Your task is to repeat the entries exactly. Leave the pictures out.

MATERIAL PROVIDED:
======

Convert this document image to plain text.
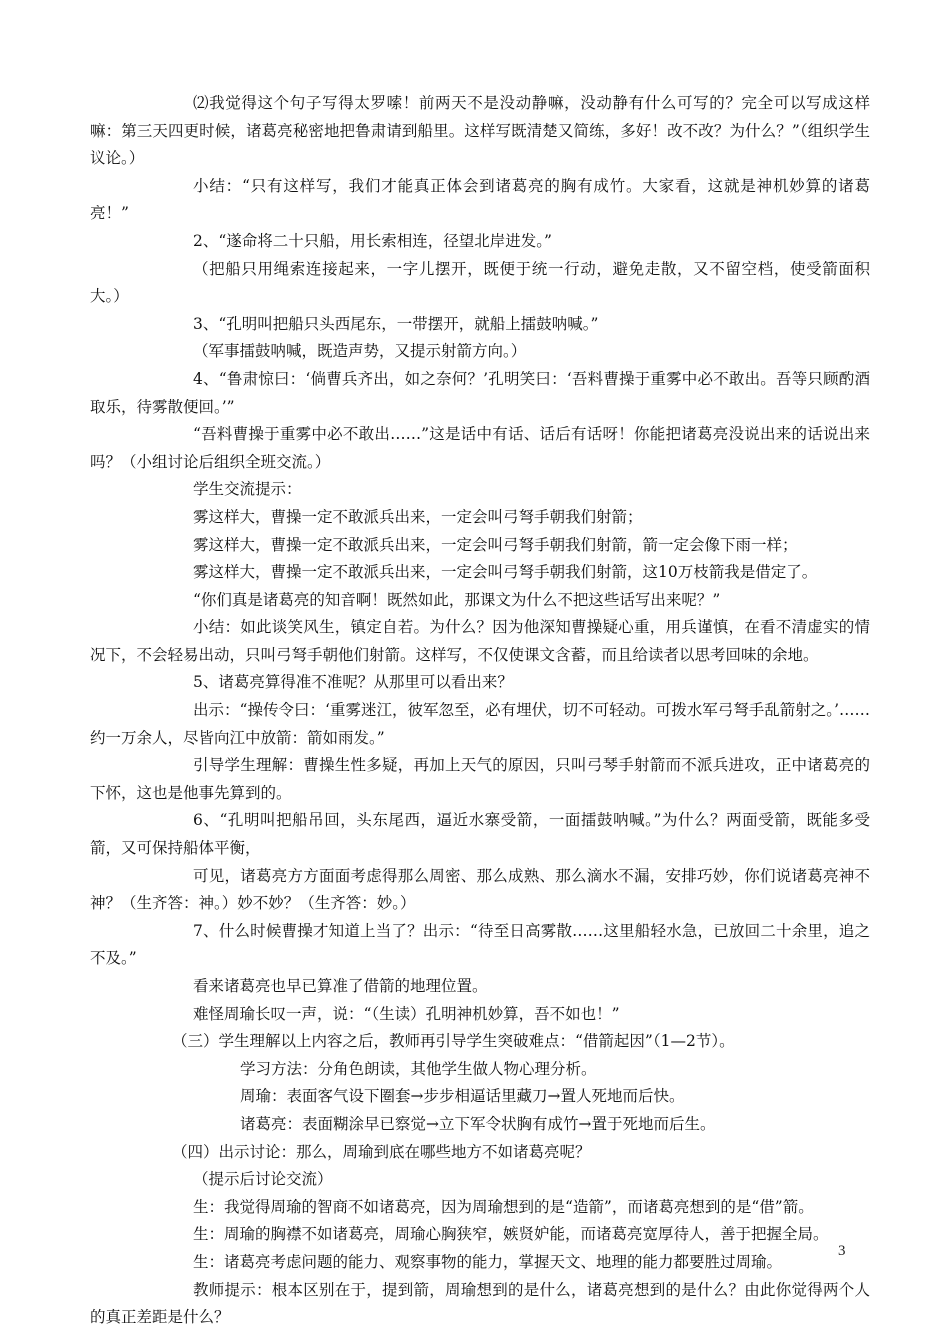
⑵我觉得这个句子写得太罗嗦！前两天不是没动静嘛，没动静有什么可写的？完全可以写成这样嘛：第三天四更时候，诸葛亮秘密地把鲁肃请到船里。这样写既清楚又简练，多好！改不改？为什么？”（组织学生议论。）

小结：“只有这样写，我们才能真正体会到诸葛亮的胸有成竹。大家看，这就是神机妙算的诸葛亮！”

2、“遂命将二十只船，用长索相连，径望北岸进发。”

（把船只用绳索连接起来，一字儿摆开，既便于统一行动，避免走散，又不留空档，使受箭面积大。）

3、“孔明叫把船只头西尾东，一带摆开，就船上擂鼓呐喊。”

（军事擂鼓呐喊，既造声势，又提示射箭方向。）

4、“鲁肃惊曰：‘倘曹兵齐出，如之奈何？’孔明笑曰：‘吾料曹操于重雾中必不敢出。吾等只顾酌酒取乐，待雾散便回。’”

“吾料曹操于重雾中必不敢出……”这是话中有话、话后有话呀！你能把诸葛亮没说出来的话说出来吗？（小组讨论后组织全班交流。）

学生交流提示：

雾这样大，曹操一定不敢派兵出来，一定会叫弓弩手朝我们射箭；

雾这样大，曹操一定不敢派兵出来，一定会叫弓弩手朝我们射箭，箭一定会像下雨一样；

雾这样大，曹操一定不敢派兵出来，一定会叫弓弩手朝我们射箭，这10万枝箭我是借定了。

“你们真是诸葛亮的知音啊！既然如此，那课文为什么不把这些话写出来呢？”

小结：如此谈笑风生，镇定自若。为什么？因为他深知曹操疑心重，用兵谨慎，在看不清虚实的情况下，不会轻易出动，只叫弓弩手朝他们射箭。这样写，不仅使课文含蓄，而且给读者以思考回味的余地。

5、诸葛亮算得准不准呢？从那里可以看出来？

出示：“操传令曰：‘重雾迷江，彼军忽至，必有埋伏，切不可轻动。可拨水军弓弩手乱箭射之。’……约一万余人，尽皆向江中放箭：箭如雨发。”

引导学生理解：曹操生性多疑，再加上天气的原因，只叫弓琴手射箭而不派兵进攻，正中诸葛亮的下怀，这也是他事先算到的。

6、“孔明叫把船吊回，头东尾西，逼近水寨受箭，一面擂鼓呐喊。”为什么？两面受箭，既能多受箭，又可保持船体平衡，

可见，诸葛亮方方面面考虑得那么周密、那么成熟、那么滴水不漏，安排巧妙，你们说诸葛亮神不神？（生齐答：神。）妙不妙？（生齐答：妙。）

7、什么时候曹操才知道上当了？出示：“待至日高雾散……这里船轻水急，已放回二十余里，追之不及。”

看来诸葛亮也早已算准了借箭的地理位置。

难怪周瑜长叹一声，说：“（生读）孔明神机妙算，吾不如也！”

（三）学生理解以上内容之后，教师再引导学生突破难点：“借箭起因”（1—2节）。

学习方法：分角色朗读，其他学生做人物心理分析。

周瑜：表面客气设下圈套→步步相逼话里藏刀→置人死地而后快。

诸葛亮：表面糊涂早已察觉→立下军令状胸有成竹→置于死地而后生。

（四）出示讨论：那么，周瑜到底在哪些地方不如诸葛亮呢？

（提示后讨论交流）

生：我觉得周瑜的智商不如诸葛亮，因为周瑜想到的是“造箭”，而诸葛亮想到的是“借”箭。

生：周瑜的胸襟不如诸葛亮，周瑜心胸狭窄，嫉贤妒能，而诸葛亮宽厚待人，善于把握全局。

生：诸葛亮考虑问题的能力、观察事物的能力，掌握天文、地理的能力都要胜过周瑜。

教师提示：根本区别在于，提到箭，周瑜想到的是什么，诸葛亮想到的是什么？由此你觉得两个人的真正差距是什么？

3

======

FINAL ANSWER:
Convert this document image to plain text.
⑵我觉得这个句子写得太罗嗦！前两天不是没动静嘛，没动静有什么可写的？完全可以写成这样嘛：第三天四更时候，诸葛亮秘密地把鲁肃请到船里。这样写既清楚又简练，多好！改不改？为什么？”（组织学生议论。）

小结：“只有这样写，我们才能真正体会到诸葛亮的胸有成竹。大家看，这就是神机妙算的诸葛亮！”

2、“遂命将二十只船，用长索相连，径望北岸进发。”

（把船只用绳索连接起来，一字儿摆开，既便于统一行动，避免走散，又不留空档，使受箭面积大。）

3、“孔明叫把船只头西尾东，一带摆开，就船上擂鼓呐喊。”

（军事擂鼓呐喊，既造声势，又提示射箭方向。）

4、“鲁肃惊曰：‘倘曹兵齐出，如之奈何？’孔明笑曰：‘吾料曹操于重雾中必不敢出。吾等只顾酌酒取乐，待雾散便回。’”

“吾料曹操于重雾中必不敢出……”这是话中有话、话后有话呀！你能把诸葛亮没说出来的话说出来吗？（小组讨论后组织全班交流。）

学生交流提示：

雾这样大，曹操一定不敢派兵出来，一定会叫弓弩手朝我们射箭；

雾这样大，曹操一定不敢派兵出来，一定会叫弓弩手朝我们射箭，箭一定会像下雨一样；

雾这样大，曹操一定不敢派兵出来，一定会叫弓弩手朝我们射箭，这10万枝箭我是借定了。

“你们真是诸葛亮的知音啊！既然如此，那课文为什么不把这些话写出来呢？”

小结：如此谈笑风生，镇定自若。为什么？因为他深知曹操疑心重，用兵谨慎，在看不清虚实的情况下，不会轻易出动，只叫弓弩手朝他们射箭。这样写，不仅使课文含蓄，而且给读者以思考回味的余地。

5、诸葛亮算得准不准呢？从那里可以看出来？

出示：“操传令曰：‘重雾迷江，彼军忽至，必有埋伏，切不可轻动。可拨水军弓弩手乱箭射之。’……约一万余人，尽皆向江中放箭：箭如雨发。”

引导学生理解：曹操生性多疑，再加上天气的原因，只叫弓琴手射箭而不派兵进攻，正中诸葛亮的下怀，这也是他事先算到的。

6、“孔明叫把船吊回，头东尾西，逼近水寨受箭，一面擂鼓呐喊。”为什么？两面受箭，既能多受箭，又可保持船体平衡，

可见，诸葛亮方方面面考虑得那么周密、那么成熟、那么滴水不漏，安排巧妙，你们说诸葛亮神不神？（生齐答：神。）妙不妙？（生齐答：妙。）

7、什么时候曹操才知道上当了？出示：“待至日高雾散……这里船轻水急，已放回二十余里，追之不及。”

看来诸葛亮也早已算准了借箭的地理位置。

难怪周瑜长叹一声，说：“（生读）孔明神机妙算，吾不如也！”

（三）学生理解以上内容之后，教师再引导学生突破难点：“借箭起因”（1—2节）。

学习方法：分角色朗读，其他学生做人物心理分析。

周瑜：表面客气设下圈套→步步相逼话里藏刀→置人死地而后快。

诸葛亮：表面糊涂早已察觉→立下军令状胸有成竹→置于死地而后生。

（四）出示讨论：那么，周瑜到底在哪些地方不如诸葛亮呢？

（提示后讨论交流）

生：我觉得周瑜的智商不如诸葛亮，因为周瑜想到的是“造箭”，而诸葛亮想到的是“借”箭。

生：周瑜的胸襟不如诸葛亮，周瑜心胸狭窄，嫉贤妒能，而诸葛亮宽厚待人，善于把握全局。

生：诸葛亮考虑问题的能力、观察事物的能力，掌握天文、地理的能力都要胜过周瑜。

教师提示：根本区别在于，提到箭，周瑜想到的是什么，诸葛亮想到的是什么？由此你觉得两个人的真正差距是什么？

3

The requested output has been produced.